> **WHAT YOU ARE ASKED TO DO**
Print, exactly and completely, every entry in the data.

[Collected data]
* * * * *

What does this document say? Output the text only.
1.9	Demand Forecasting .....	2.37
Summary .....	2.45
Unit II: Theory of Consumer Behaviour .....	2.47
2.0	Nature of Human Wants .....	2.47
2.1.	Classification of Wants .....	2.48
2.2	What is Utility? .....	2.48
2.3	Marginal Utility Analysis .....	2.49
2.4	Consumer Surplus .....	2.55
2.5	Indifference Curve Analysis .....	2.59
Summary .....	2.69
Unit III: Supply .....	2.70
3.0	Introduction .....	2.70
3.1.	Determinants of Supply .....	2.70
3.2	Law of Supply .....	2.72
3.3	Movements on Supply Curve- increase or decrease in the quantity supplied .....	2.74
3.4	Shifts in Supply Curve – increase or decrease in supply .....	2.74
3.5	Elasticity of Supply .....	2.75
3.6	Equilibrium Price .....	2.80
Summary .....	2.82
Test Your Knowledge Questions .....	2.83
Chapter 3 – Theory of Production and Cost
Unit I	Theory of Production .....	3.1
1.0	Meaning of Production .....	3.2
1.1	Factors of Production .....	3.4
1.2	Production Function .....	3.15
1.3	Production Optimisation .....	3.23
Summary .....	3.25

* * * * *

> **EXERCISE ANSWER**
What does this document say? Output the text only.
1.9	Demand Forecasting .....	2.37
Summary .....	2.45
Unit II: Theory of Consumer Behaviour .....	2.47
2.0	Nature of Human Wants .....	2.47
2.1.	Classification of Wants .....	2.48
2.2	What is Utility? .....	2.48
2.3	Marginal Utility Analysis .....	2.49
2.4	Consumer Surplus .....	2.55
2.5	Indifference Curve Analysis .....	2.59
Summary .....	2.69
Unit III: Supply .....	2.70
3.0	Introduction .....	2.70
3.1.	Determinants of Supply .....	2.70
3.2	Law of Supply .....	2.72
3.3	Movements on Supply Curve- increase or decrease in the quantity supplied .....	2.74
3.4	Shifts in Supply Curve – increase or decrease in supply .....	2.74
3.5	Elasticity of Supply .....	2.75
3.6	Equilibrium Price .....	2.80
Summary .....	2.82
Test Your Knowledge Questions .....	2.83
Chapter 3 – Theory of Production and Cost
Unit I	Theory of Production .....	3.1
1.0	Meaning of Production .....	3.2
1.1	Factors of Production .....	3.4
1.2	Production Function .....	3.15
1.3	Production Optimisation .....	3.23
Summary .....	3.25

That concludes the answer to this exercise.